(Records about charts and figures)
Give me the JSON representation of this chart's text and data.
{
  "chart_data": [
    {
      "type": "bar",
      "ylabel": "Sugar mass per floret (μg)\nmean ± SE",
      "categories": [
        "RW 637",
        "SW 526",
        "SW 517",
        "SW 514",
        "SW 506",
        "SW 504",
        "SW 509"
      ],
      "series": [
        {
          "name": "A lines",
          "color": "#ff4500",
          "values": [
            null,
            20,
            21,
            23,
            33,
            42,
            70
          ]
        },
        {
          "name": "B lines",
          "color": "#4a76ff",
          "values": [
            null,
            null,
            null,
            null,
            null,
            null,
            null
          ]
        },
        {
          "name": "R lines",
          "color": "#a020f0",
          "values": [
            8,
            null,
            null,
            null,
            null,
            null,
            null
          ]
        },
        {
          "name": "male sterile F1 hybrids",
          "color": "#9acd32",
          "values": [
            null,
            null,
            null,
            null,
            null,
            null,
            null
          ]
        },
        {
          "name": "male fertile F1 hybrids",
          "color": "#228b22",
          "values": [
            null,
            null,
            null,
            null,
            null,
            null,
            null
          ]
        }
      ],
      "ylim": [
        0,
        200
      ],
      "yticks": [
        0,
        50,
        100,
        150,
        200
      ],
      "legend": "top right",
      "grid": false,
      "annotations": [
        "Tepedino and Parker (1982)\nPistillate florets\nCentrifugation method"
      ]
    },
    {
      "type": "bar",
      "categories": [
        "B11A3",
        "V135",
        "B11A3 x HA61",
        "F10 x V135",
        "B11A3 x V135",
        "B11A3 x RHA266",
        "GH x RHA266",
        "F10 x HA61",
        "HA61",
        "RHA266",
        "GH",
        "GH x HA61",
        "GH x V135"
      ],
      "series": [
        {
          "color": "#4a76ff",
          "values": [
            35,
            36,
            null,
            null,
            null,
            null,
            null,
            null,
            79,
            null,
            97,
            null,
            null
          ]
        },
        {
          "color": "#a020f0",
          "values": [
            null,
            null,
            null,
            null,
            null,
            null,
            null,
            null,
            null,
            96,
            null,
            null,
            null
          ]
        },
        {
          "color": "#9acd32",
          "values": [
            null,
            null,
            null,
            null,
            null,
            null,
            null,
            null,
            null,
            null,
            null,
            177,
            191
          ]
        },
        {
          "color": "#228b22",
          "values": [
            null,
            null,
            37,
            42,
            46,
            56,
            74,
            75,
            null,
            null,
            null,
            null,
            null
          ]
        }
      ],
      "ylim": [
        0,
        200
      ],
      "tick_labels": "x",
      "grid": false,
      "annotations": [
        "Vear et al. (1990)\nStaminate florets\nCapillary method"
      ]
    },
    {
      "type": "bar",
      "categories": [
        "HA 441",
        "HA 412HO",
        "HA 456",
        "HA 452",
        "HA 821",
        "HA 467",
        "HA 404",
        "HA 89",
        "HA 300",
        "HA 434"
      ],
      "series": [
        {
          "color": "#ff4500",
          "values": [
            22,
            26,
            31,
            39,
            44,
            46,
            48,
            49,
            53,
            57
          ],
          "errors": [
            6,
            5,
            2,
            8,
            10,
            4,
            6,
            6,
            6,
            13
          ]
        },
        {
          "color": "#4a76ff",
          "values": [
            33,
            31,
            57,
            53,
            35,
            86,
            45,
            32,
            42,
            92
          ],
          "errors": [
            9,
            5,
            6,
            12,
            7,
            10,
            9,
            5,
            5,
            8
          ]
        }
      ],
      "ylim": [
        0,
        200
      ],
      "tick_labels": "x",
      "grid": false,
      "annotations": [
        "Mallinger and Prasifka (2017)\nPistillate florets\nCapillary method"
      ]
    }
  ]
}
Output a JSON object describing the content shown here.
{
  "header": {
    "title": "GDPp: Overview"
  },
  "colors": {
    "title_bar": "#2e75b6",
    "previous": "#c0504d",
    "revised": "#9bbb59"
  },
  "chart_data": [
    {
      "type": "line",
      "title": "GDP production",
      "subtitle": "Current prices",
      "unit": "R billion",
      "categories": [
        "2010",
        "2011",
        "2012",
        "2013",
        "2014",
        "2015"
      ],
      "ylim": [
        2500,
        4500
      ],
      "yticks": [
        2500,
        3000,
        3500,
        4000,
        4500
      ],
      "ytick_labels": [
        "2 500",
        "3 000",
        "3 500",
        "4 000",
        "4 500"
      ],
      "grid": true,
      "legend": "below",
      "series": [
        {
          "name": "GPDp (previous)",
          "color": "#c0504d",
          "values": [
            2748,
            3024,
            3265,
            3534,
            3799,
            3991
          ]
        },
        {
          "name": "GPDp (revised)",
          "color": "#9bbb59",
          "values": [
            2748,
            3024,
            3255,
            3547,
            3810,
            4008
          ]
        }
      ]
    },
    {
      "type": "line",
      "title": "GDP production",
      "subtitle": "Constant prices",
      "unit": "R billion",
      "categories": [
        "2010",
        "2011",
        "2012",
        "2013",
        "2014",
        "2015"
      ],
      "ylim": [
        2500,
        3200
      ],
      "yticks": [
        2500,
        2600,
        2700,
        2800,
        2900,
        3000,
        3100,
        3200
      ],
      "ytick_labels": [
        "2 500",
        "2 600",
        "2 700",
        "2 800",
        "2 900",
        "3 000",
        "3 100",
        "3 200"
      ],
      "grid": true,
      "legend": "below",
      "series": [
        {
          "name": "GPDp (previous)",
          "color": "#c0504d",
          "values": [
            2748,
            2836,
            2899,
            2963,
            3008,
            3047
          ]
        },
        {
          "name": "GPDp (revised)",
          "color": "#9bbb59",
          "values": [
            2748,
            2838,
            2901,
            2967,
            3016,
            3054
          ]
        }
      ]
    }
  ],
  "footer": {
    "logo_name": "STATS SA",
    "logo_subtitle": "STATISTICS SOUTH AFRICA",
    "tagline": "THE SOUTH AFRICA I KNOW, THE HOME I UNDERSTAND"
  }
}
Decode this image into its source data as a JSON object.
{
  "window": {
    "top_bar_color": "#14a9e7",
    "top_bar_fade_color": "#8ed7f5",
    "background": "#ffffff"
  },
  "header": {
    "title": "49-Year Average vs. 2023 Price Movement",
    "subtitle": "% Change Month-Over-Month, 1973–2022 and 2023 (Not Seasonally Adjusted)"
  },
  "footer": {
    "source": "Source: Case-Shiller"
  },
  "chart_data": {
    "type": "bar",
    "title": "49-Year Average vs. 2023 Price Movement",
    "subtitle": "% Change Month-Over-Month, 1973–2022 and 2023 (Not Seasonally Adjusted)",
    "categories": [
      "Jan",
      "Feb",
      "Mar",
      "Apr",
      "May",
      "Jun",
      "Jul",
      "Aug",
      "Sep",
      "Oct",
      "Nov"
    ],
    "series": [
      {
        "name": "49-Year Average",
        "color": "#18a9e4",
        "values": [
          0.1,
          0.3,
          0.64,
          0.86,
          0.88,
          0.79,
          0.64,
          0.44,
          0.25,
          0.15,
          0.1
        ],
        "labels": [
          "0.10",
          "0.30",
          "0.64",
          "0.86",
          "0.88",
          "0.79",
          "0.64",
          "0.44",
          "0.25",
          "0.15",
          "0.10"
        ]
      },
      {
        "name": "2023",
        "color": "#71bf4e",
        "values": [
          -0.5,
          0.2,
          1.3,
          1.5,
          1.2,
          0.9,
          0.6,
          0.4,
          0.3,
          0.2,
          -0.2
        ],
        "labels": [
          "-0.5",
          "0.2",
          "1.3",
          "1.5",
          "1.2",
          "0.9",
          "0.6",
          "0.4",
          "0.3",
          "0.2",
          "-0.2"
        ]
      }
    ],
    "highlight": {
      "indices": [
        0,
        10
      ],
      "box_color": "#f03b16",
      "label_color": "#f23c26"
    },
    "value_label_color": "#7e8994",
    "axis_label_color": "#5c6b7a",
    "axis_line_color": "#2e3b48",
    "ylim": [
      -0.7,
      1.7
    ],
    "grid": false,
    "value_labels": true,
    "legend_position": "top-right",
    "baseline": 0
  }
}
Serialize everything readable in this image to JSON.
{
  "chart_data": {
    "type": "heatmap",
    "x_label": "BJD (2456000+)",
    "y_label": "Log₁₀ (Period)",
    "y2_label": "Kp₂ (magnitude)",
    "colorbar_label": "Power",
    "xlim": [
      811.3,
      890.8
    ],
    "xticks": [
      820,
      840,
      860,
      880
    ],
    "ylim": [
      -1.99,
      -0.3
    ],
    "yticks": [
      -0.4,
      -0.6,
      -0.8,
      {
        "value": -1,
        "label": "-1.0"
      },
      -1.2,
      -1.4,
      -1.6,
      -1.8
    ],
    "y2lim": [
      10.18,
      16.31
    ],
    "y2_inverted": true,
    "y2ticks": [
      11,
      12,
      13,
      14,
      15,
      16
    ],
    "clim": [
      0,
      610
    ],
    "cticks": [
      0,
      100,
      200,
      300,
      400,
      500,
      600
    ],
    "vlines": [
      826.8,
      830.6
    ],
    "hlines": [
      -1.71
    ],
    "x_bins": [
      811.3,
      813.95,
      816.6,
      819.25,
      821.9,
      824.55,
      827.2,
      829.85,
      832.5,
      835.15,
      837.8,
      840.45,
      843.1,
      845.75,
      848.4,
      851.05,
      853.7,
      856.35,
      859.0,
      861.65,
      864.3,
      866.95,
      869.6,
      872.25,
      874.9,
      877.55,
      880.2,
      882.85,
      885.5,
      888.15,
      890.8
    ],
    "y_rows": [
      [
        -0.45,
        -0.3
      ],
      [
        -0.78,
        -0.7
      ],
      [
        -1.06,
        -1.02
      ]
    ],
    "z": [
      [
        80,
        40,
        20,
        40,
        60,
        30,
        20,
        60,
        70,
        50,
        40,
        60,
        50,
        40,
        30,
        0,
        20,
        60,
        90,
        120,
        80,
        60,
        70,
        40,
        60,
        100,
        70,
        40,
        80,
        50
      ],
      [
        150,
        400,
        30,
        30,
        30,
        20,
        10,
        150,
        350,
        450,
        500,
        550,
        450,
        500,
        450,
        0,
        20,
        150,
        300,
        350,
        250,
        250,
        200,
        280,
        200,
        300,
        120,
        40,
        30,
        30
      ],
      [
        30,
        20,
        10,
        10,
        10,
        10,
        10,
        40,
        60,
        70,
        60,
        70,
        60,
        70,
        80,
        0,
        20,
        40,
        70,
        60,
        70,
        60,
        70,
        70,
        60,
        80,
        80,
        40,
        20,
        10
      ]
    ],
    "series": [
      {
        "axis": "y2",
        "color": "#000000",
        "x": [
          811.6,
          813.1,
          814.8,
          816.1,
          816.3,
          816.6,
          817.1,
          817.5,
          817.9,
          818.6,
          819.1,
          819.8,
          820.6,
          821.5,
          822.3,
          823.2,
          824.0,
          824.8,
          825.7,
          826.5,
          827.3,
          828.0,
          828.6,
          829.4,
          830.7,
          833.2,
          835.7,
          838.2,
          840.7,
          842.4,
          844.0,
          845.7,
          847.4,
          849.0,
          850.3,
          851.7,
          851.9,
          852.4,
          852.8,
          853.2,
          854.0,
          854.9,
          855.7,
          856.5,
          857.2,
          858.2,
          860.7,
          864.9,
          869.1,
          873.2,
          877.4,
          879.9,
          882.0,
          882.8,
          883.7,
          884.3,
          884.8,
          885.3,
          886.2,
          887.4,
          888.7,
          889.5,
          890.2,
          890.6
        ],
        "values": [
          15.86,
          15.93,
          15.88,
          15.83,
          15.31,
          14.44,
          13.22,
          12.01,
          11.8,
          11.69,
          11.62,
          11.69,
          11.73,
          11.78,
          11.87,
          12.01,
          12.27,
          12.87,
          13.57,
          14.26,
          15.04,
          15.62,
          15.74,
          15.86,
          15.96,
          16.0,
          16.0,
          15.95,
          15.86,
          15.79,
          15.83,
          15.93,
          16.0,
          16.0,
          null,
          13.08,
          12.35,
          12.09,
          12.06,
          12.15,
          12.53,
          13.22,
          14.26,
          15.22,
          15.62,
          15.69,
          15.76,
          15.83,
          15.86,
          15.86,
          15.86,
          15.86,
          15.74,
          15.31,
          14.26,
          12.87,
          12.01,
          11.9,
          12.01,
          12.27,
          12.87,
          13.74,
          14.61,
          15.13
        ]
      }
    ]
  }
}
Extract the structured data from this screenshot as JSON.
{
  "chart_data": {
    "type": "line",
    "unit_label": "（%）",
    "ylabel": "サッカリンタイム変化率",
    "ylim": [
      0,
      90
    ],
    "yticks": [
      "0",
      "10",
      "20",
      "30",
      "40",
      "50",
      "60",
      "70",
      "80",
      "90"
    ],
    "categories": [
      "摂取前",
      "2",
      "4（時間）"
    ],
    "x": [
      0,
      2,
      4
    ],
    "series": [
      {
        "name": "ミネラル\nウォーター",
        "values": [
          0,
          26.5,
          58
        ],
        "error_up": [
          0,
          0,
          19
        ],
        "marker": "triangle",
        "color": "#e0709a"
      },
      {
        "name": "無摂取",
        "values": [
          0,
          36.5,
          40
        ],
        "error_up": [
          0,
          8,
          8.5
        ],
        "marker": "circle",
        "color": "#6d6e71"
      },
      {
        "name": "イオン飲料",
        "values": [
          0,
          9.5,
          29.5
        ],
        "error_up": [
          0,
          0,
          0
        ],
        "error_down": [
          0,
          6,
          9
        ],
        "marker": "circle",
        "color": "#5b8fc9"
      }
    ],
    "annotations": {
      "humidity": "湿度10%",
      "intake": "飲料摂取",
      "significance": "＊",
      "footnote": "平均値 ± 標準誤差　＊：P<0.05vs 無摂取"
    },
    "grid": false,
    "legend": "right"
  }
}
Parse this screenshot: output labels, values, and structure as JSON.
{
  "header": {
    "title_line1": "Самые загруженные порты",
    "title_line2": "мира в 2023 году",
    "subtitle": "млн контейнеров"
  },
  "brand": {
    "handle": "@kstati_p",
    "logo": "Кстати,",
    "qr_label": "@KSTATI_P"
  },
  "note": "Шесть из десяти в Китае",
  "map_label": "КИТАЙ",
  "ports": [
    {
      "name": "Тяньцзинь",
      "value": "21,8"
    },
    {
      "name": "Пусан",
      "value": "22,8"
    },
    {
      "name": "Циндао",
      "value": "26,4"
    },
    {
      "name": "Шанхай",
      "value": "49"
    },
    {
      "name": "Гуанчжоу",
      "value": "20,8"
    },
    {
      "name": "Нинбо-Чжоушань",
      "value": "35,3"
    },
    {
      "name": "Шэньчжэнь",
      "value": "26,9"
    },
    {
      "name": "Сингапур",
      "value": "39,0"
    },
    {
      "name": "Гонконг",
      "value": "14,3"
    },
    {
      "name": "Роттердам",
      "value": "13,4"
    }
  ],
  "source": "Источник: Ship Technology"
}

§ **What to work on**:
Gather and copy every line of the data in which the string "prices" is found.

§ **The output**:
      "subtitle": "Current prices",
      "subtitle": "Constant prices",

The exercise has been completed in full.